**Stated goal:** Every entry here needs to be repeated exactly.

-- Start Input rows --

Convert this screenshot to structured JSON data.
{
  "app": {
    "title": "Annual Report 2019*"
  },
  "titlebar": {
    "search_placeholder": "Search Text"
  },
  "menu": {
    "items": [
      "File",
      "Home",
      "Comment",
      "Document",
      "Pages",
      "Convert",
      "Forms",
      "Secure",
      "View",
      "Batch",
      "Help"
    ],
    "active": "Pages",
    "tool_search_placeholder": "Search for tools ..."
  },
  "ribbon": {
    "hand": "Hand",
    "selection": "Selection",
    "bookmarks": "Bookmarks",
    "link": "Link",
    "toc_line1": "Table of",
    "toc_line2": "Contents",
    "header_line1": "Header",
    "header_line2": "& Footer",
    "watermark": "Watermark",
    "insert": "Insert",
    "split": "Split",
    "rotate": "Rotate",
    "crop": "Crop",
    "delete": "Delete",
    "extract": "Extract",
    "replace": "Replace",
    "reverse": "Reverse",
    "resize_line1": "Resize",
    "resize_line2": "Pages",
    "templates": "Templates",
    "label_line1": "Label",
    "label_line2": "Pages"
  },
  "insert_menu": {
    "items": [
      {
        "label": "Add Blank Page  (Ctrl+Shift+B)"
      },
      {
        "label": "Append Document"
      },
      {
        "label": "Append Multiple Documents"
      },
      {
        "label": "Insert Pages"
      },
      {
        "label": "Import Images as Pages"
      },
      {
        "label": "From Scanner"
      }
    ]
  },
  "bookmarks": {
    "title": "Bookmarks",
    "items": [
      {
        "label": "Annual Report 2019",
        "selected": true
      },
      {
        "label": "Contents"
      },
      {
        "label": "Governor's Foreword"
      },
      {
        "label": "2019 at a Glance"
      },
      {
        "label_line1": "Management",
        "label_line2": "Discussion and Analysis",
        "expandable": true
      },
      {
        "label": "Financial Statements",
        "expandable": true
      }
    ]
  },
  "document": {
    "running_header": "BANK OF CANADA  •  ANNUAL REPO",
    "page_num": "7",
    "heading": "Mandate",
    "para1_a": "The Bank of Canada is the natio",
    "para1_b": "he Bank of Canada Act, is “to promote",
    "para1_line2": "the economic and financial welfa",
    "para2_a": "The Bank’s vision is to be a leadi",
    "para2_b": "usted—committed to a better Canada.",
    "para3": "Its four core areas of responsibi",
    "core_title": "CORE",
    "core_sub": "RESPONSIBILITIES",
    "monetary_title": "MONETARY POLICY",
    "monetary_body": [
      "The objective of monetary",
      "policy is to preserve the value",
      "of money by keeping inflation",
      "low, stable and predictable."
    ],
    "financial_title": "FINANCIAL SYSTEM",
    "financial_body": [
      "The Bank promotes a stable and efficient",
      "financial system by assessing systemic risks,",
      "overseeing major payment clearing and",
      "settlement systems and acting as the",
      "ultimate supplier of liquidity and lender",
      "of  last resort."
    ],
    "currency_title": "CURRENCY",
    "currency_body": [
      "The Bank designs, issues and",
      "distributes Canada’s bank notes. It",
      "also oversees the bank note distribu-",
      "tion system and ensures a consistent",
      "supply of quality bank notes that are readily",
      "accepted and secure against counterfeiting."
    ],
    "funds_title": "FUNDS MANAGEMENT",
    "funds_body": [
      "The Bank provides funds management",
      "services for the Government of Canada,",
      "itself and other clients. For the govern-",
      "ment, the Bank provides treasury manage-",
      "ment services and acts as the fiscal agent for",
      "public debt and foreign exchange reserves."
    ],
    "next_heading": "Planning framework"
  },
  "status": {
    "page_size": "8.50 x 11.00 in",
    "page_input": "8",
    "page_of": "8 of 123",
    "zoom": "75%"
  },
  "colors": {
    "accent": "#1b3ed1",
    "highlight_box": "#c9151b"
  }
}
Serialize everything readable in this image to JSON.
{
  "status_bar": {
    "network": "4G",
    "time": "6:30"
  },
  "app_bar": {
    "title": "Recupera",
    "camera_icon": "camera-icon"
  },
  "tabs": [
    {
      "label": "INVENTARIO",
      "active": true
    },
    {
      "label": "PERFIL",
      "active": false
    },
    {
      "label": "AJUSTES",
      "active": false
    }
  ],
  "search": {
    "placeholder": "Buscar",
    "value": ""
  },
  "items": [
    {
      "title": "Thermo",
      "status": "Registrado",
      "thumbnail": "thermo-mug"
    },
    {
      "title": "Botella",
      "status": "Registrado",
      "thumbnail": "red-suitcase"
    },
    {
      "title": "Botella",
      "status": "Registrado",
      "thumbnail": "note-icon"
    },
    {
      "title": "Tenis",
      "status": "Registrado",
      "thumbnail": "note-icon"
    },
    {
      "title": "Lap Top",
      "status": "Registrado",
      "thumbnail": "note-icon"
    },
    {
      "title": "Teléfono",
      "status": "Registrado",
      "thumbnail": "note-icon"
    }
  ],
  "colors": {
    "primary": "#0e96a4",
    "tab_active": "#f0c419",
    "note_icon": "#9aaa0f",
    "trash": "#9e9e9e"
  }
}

-- End Input rows --

**Response to the exercise:**
Convert this screenshot to structured JSON data.
{
  "app": {
    "title": "Annual Report 2019*"
  },
  "titlebar": {
    "search_placeholder": "Search Text"
  },
  "menu": {
    "items": [
      "File",
      "Home",
      "Comment",
      "Document",
      "Pages",
      "Convert",
      "Forms",
      "Secure",
      "View",
      "Batch",
      "Help"
    ],
    "active": "Pages",
    "tool_search_placeholder": "Search for tools ..."
  },
  "ribbon": {
    "hand": "Hand",
    "selection": "Selection",
    "bookmarks": "Bookmarks",
    "link": "Link",
    "toc_line1": "Table of",
    "toc_line2": "Contents",
    "header_line1": "Header",
    "header_line2": "& Footer",
    "watermark": "Watermark",
    "insert": "Insert",
    "split": "Split",
    "rotate": "Rotate",
    "crop": "Crop",
    "delete": "Delete",
    "extract": "Extract",
    "replace": "Replace",
    "reverse": "Reverse",
    "resize_line1": "Resize",
    "resize_line2": "Pages",
    "templates": "Templates",
    "label_line1": "Label",
    "label_line2": "Pages"
  },
  "insert_menu": {
    "items": [
      {
        "label": "Add Blank Page  (Ctrl+Shift+B)"
      },
      {
        "label": "Append Document"
      },
      {
        "label": "Append Multiple Documents"
      },
      {
        "label": "Insert Pages"
      },
      {
        "label": "Import Images as Pages"
      },
      {
        "label": "From Scanner"
      }
    ]
  },
  "bookmarks": {
    "title": "Bookmarks",
    "items": [
      {
        "label": "Annual Report 2019",
        "selected": true
      },
      {
        "label": "Contents"
      },
      {
        "label": "Governor's Foreword"
      },
      {
        "label": "2019 at a Glance"
      },
      {
        "label_line1": "Management",
        "label_line2": "Discussion and Analysis",
        "expandable": true
      },
      {
        "label": "Financial Statements",
        "expandable": true
      }
    ]
  },
  "document": {
    "running_header": "BANK OF CANADA  •  ANNUAL REPO",
    "page_num": "7",
    "heading": "Mandate",
    "para1_a": "The Bank of Canada is the natio",
    "para1_b": "he Bank of Canada Act, is “to promote",
    "para1_line2": "the economic and financial welfa",
    "para2_a": "The Bank’s vision is to be a leadi",
    "para2_b": "usted—committed to a better Canada.",
    "para3": "Its four core areas of responsibi",
    "core_title": "CORE",
    "core_sub": "RESPONSIBILITIES",
    "monetary_title": "MONETARY POLICY",
    "monetary_body": [
      "The objective of monetary",
      "policy is to preserve the value",
      "of money by keeping inflation",
      "low, stable and predictable."
    ],
    "financial_title": "FINANCIAL SYSTEM",
    "financial_body": [
      "The Bank promotes a stable and efficient",
      "financial system by assessing systemic risks,",
      "overseeing major payment clearing and",
      "settlement systems and acting as the",
      "ultimate supplier of liquidity and lender",
      "of  last resort."
    ],
    "currency_title": "CURRENCY",
    "currency_body": [
      "The Bank designs, issues and",
      "distributes Canada’s bank notes. It",
      "also oversees the bank note distribu-",
      "tion system and ensures a consistent",
      "supply of quality bank notes that are readily",
      "accepted and secure against counterfeiting."
    ],
    "funds_title": "FUNDS MANAGEMENT",
    "funds_body": [
      "The Bank provides funds management",
      "services for the Government of Canada,",
      "itself and other clients. For the govern-",
      "ment, the Bank provides treasury manage-",
      "ment services and acts as the fiscal agent for",
      "public debt and foreign exchange reserves."
    ],
    "next_heading": "Planning framework"
  },
  "status": {
    "page_size": "8.50 x 11.00 in",
    "page_input": "8",
    "page_of": "8 of 123",
    "zoom": "75%"
  },
  "colors": {
    "accent": "#1b3ed1",
    "highlight_box": "#c9151b"
  }
}
Serialize everything readable in this image to JSON.
{
  "status_bar": {
    "network": "4G",
    "time": "6:30"
  },
  "app_bar": {
    "title": "Recupera",
    "camera_icon": "camera-icon"
  },
  "tabs": [
    {
      "label": "INVENTARIO",
      "active": true
    },
    {
      "label": "PERFIL",
      "active": false
    },
    {
      "label": "AJUSTES",
      "active": false
    }
  ],
  "search": {
    "placeholder": "Buscar",
    "value": ""
  },
  "items": [
    {
      "title": "Thermo",
      "status": "Registrado",
      "thumbnail": "thermo-mug"
    },
    {
      "title": "Botella",
      "status": "Registrado",
      "thumbnail": "red-suitcase"
    },
    {
      "title": "Botella",
      "status": "Registrado",
      "thumbnail": "note-icon"
    },
    {
      "title": "Tenis",
      "status": "Registrado",
      "thumbnail": "note-icon"
    },
    {
      "title": "Lap Top",
      "status": "Registrado",
      "thumbnail": "note-icon"
    },
    {
      "title": "Teléfono",
      "status": "Registrado",
      "thumbnail": "note-icon"
    }
  ],
  "colors": {
    "primary": "#0e96a4",
    "tab_active": "#f0c419",
    "note_icon": "#9aaa0f",
    "trash": "#9e9e9e"
  }
}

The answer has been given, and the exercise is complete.